(WHAT THE TASK REQUIRES): Select the lines below containing the word "most".

## START RECORDS FOR THE EXERCISE

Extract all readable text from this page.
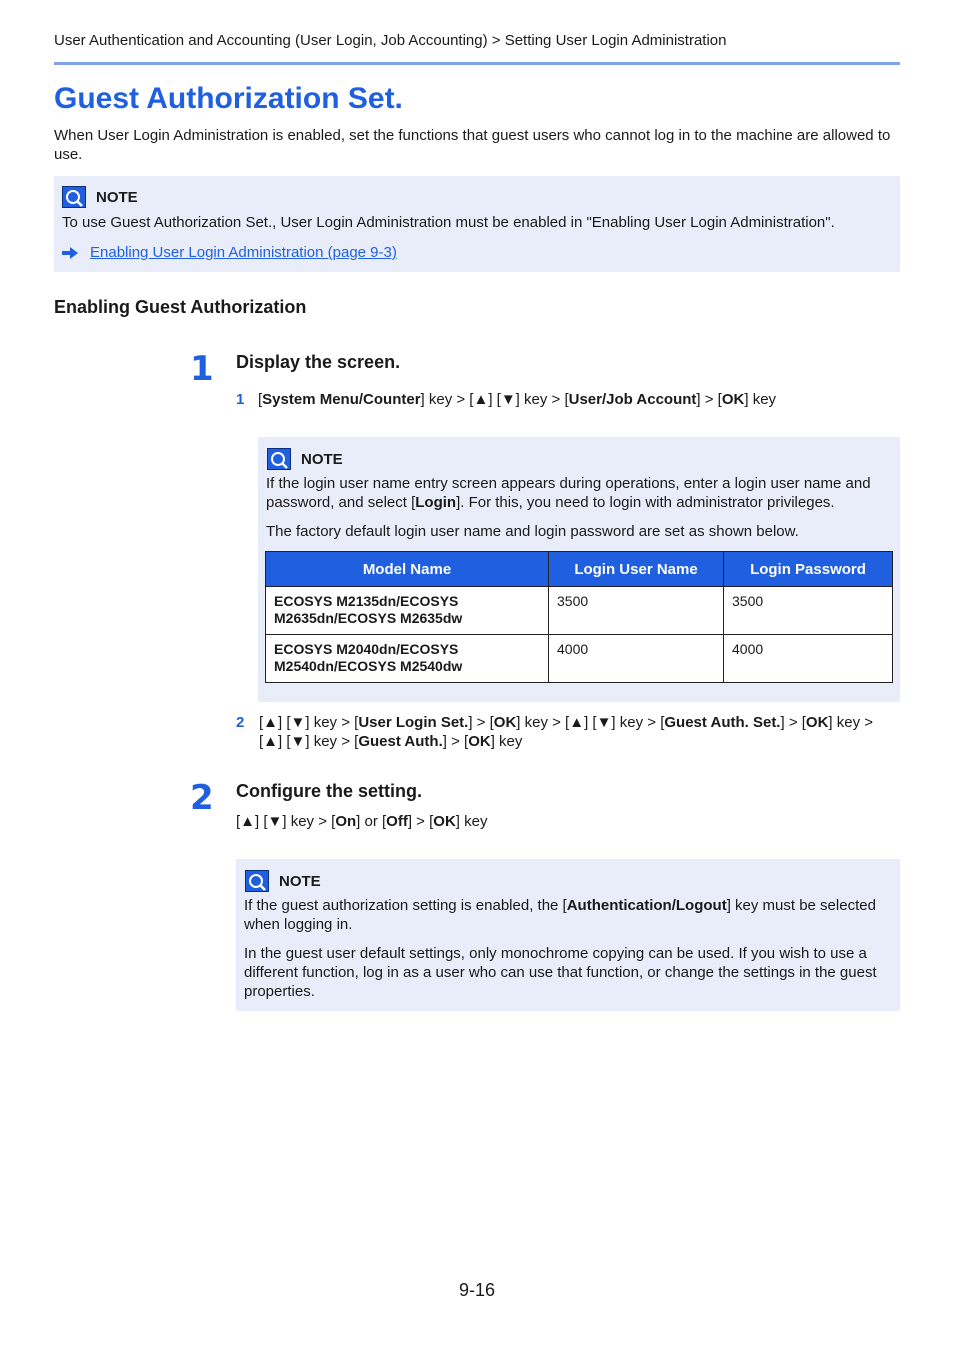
User Authentication and Accounting (User Login, Job Accounting) > Setting User Login Administration
Guest Authorization Set.

When User Login Administration is enabled, set the functions that guest users who cannot log in to the machine are allowed to use.

NOTE

To use Guest Authorization Set., User Login Administration must be enabled in "Enabling User Login Administration".

Enabling User Login Administration (page 9-3)
Enabling Guest Authorization
1 Display the screen.
1 [System Menu/Counter] key > [▲] [▼] key > [User/Job Account] > [OK] key
NOTE

If the login user name entry screen appears during operations, enter a login user name and password, and select [Login]. For this, you need to login with administrator privileges.

The factory default login user name and login password are set as shown below.

Model Name	Login User Name	Login Password
ECOSYS M2135dn/ECOSYS M2635dn/ECOSYS M2635dw	3500	3500
ECOSYS M2040dn/ECOSYS M2540dn/ECOSYS M2540dw	4000	4000
2 [▲] [▼] key > [User Login Set.] > [OK] key > [▲] [▼] key > [Guest Auth. Set.] > [OK] key > [▲] [▼] key > [Guest Auth.] > [OK] key
2 Configure the setting.
[▲] [▼] key > [On] or [Off] > [OK] key
NOTE

If the guest authorization setting is enabled, the [Authentication/Logout] key must be selected when logging in.

In the guest user default settings, only monochrome copying can be used. If you wish to use a different function, log in as a user who can use that function, or change the settings in the guest properties.

9-16
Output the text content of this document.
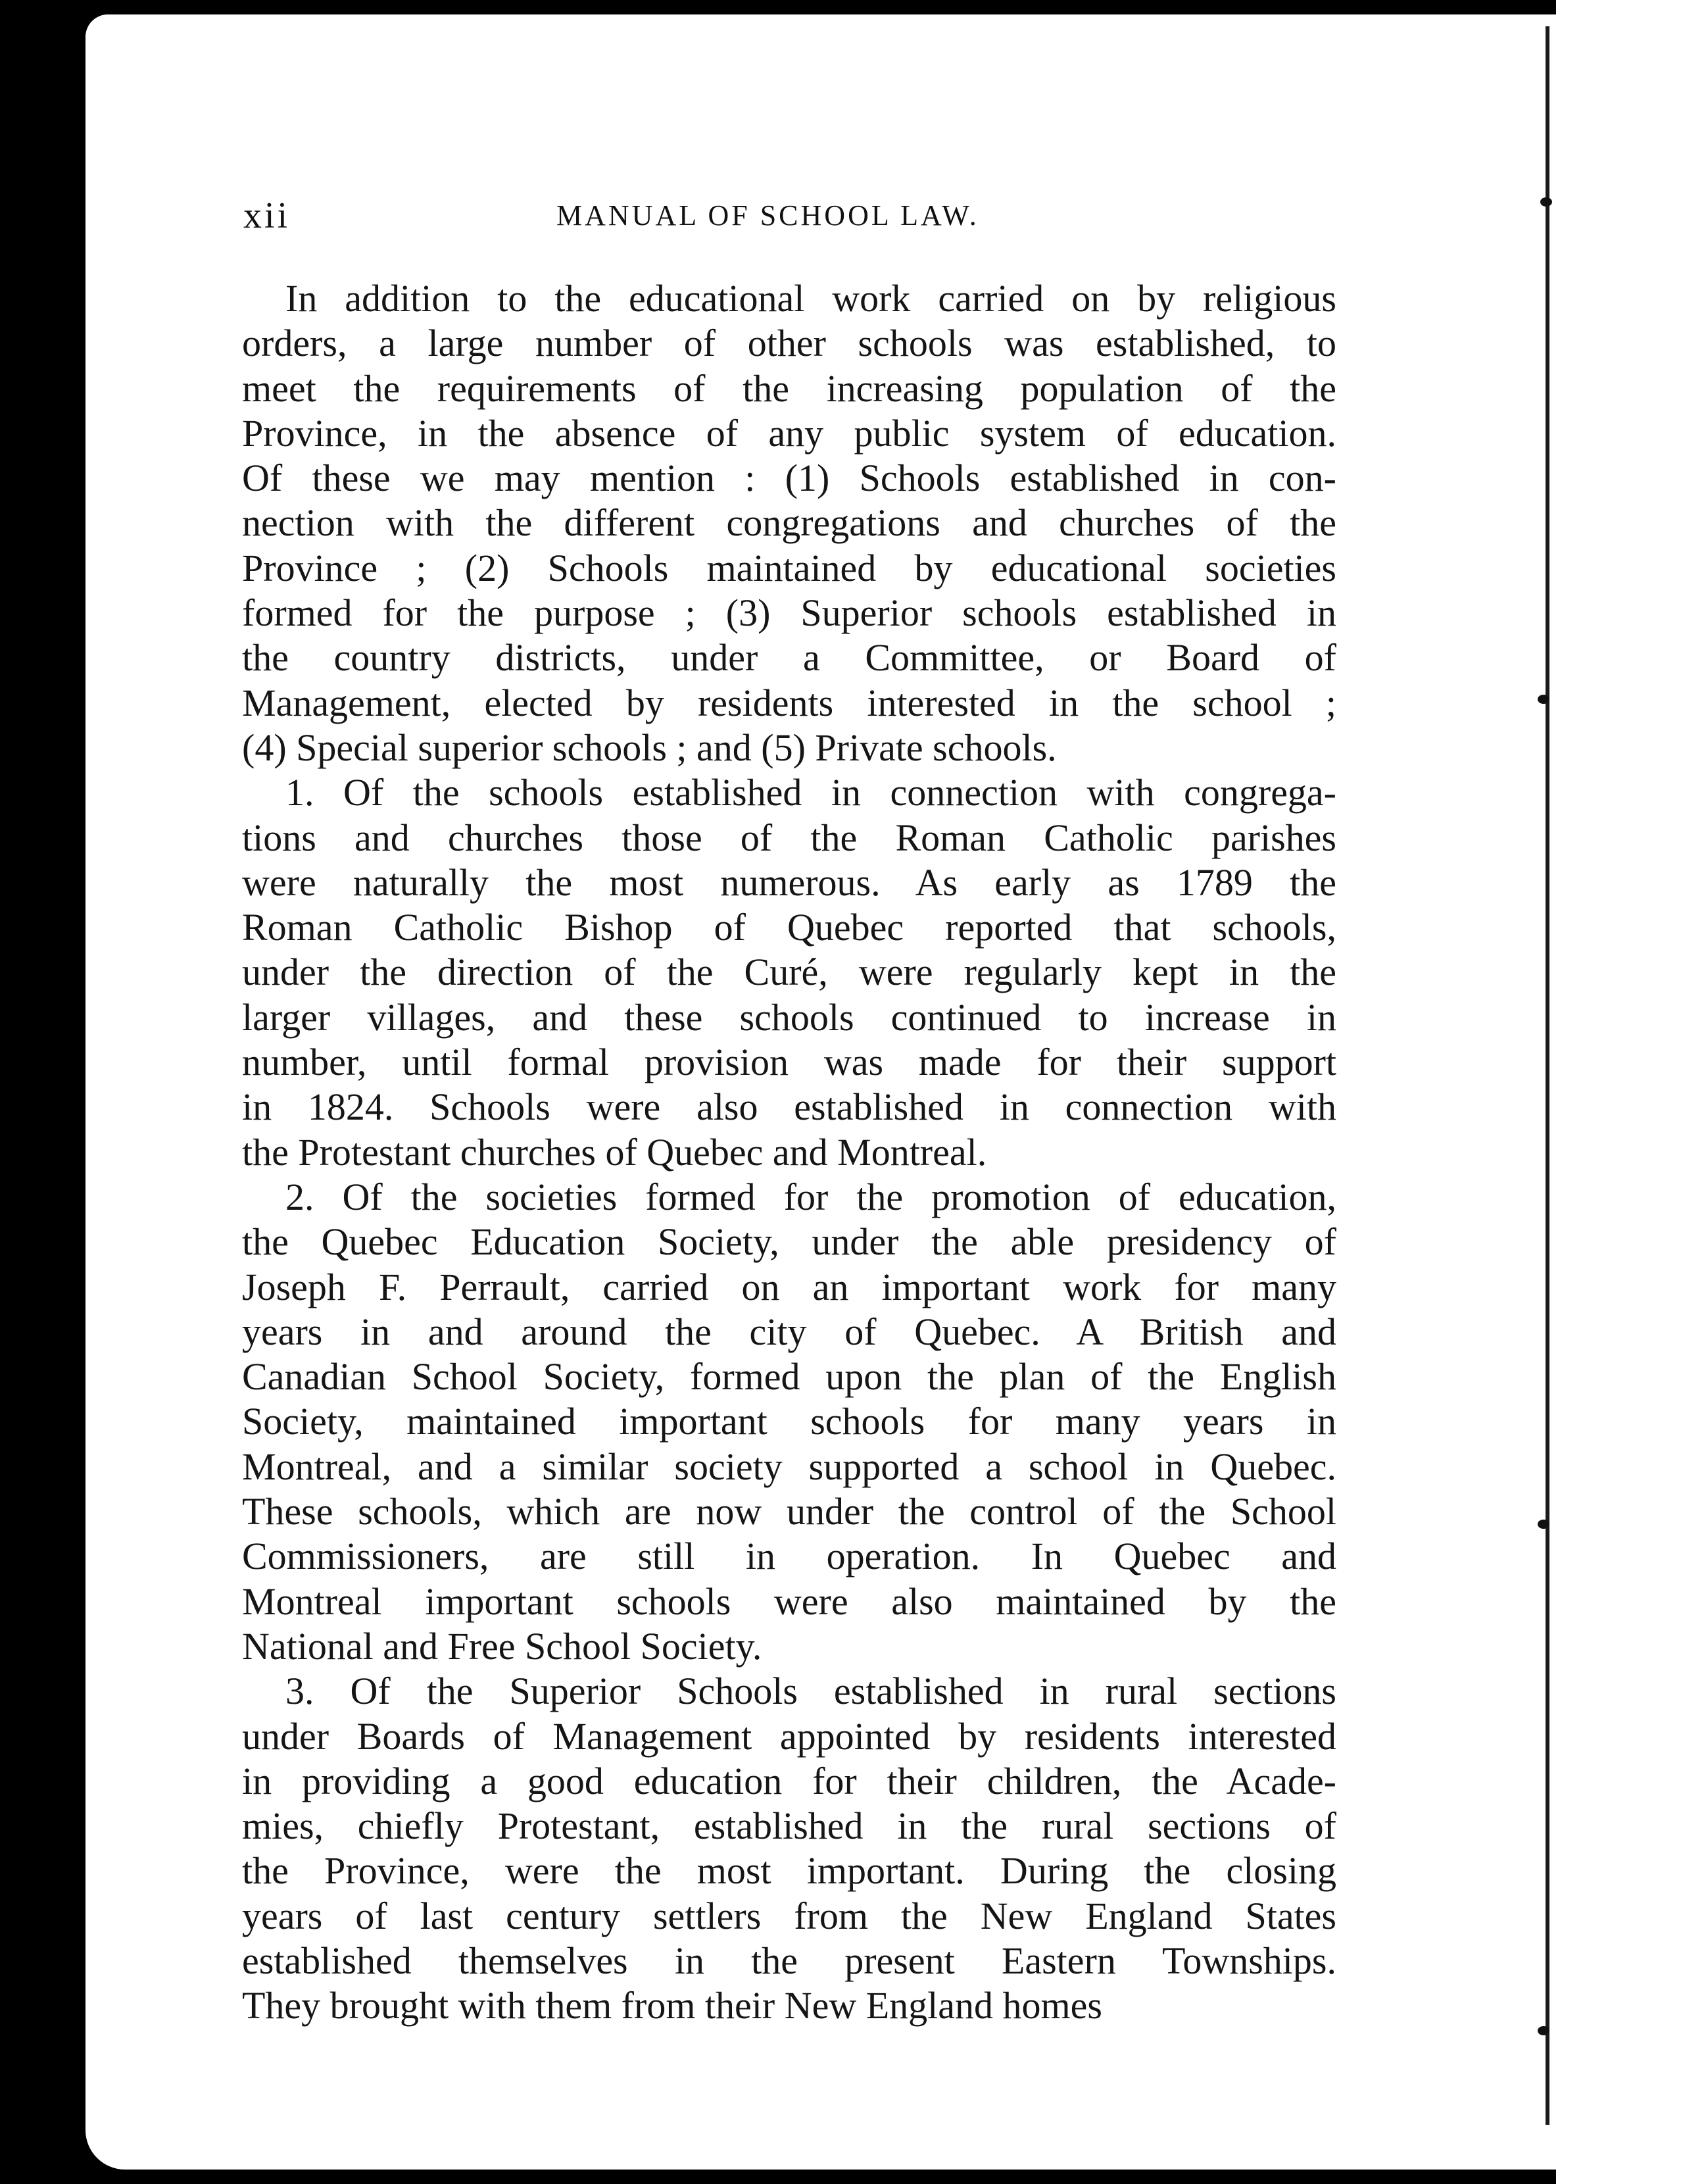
xii	MANUAL OF SCHOOL LAW.
In addition to the educational work carried on by religious
orders, a large number of other schools was established, to
meet the requirements of the increasing population of the
Province, in the absence of any public system of education.
Of these we may mention : (1) Schools established in con-
nection with the different congregations and churches of the
Province ; (2) Schools maintained by educational societies
formed for the purpose ; (3) Superior schools established in
the country districts, under a Committee, or Board of
Management, elected by residents interested in the school ;
(4) Special superior schools ; and (5) Private schools.
1. Of the schools established in connection with congrega-
tions and churches those of the Roman Catholic parishes
were naturally the most numerous. As early as 1789 the
Roman Catholic Bishop of Quebec reported that schools,
under the direction of the Curé, were regularly kept in the
larger villages, and these schools continued to increase in
number, until formal provision was made for their support
in 1824. Schools were also established in connection with
the Protestant churches of Quebec and Montreal.
2. Of the societies formed for the promotion of education,
the Quebec Education Society, under the able presidency of
Joseph F. Perrault, carried on an important work for many
years in and around the city of Quebec. A British and
Canadian School Society, formed upon the plan of the English
Society, maintained important schools for many years in
Montreal, and a similar society supported a school in Quebec.
These schools, which are now under the control of the School
Commissioners, are still in operation. In Quebec and
Montreal important schools were also maintained by the
National and Free School Society.
3. Of the Superior Schools established in rural sections
under Boards of Management appointed by residents interested
in providing a good education for their children, the Acade-
mies, chiefly Protestant, established in the rural sections of
the Province, were the most important. During the closing
years of last century settlers from the New England States
established themselves in the present Eastern Townships.
They brought with them from their New England homes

## END RECORDS FOR THE EXERCISE

(REPLY TO THE EXERCISE):
were naturally the most numerous. As early as 1789 the
the Province, were the most important. During the closing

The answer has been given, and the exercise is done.